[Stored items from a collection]

****

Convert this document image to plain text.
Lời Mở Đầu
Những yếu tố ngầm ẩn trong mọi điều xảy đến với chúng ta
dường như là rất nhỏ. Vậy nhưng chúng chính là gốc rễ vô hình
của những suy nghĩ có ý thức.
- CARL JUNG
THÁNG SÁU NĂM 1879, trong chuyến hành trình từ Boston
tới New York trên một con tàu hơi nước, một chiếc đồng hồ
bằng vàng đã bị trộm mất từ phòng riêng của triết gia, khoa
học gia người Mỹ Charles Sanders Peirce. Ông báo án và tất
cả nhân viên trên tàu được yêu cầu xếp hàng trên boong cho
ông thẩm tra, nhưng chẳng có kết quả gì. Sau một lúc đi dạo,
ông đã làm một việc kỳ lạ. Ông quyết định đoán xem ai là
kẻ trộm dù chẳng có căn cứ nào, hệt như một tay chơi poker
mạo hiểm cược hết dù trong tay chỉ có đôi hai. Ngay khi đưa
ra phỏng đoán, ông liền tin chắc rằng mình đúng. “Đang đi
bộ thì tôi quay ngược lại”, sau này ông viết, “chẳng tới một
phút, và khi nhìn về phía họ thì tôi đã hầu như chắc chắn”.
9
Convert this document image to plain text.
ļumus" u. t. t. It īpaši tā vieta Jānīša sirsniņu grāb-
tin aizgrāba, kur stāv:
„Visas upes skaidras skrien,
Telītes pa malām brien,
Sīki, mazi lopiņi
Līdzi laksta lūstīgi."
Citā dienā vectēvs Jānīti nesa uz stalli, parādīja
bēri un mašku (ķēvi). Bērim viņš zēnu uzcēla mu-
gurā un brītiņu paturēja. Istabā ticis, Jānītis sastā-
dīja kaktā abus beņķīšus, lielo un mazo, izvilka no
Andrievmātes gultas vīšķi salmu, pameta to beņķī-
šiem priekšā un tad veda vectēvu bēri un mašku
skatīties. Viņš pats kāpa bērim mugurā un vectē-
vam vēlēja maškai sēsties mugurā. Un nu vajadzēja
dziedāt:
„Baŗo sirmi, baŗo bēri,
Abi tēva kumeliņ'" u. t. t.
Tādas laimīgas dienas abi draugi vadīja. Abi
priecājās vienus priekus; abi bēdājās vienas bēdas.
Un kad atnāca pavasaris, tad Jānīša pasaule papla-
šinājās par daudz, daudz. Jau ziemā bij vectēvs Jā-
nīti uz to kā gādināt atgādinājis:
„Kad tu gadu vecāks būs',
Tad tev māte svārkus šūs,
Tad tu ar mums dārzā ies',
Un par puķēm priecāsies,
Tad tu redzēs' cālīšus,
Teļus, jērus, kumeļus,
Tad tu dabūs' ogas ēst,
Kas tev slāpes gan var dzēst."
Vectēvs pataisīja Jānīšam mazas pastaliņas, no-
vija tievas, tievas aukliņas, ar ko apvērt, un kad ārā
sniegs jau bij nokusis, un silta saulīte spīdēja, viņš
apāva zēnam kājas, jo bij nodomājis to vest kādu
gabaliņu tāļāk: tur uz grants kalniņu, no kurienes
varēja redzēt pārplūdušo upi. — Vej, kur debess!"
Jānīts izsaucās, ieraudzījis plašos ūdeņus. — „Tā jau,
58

****

Search the preceding listing for "trên" and extract every line where it is found.

**SOLUTION:**
tới New York trên một con tàu hơi nước, một chiếc đồng hồ
cả nhân viên trên tàu được yêu cầu xếp hàng trên boong cho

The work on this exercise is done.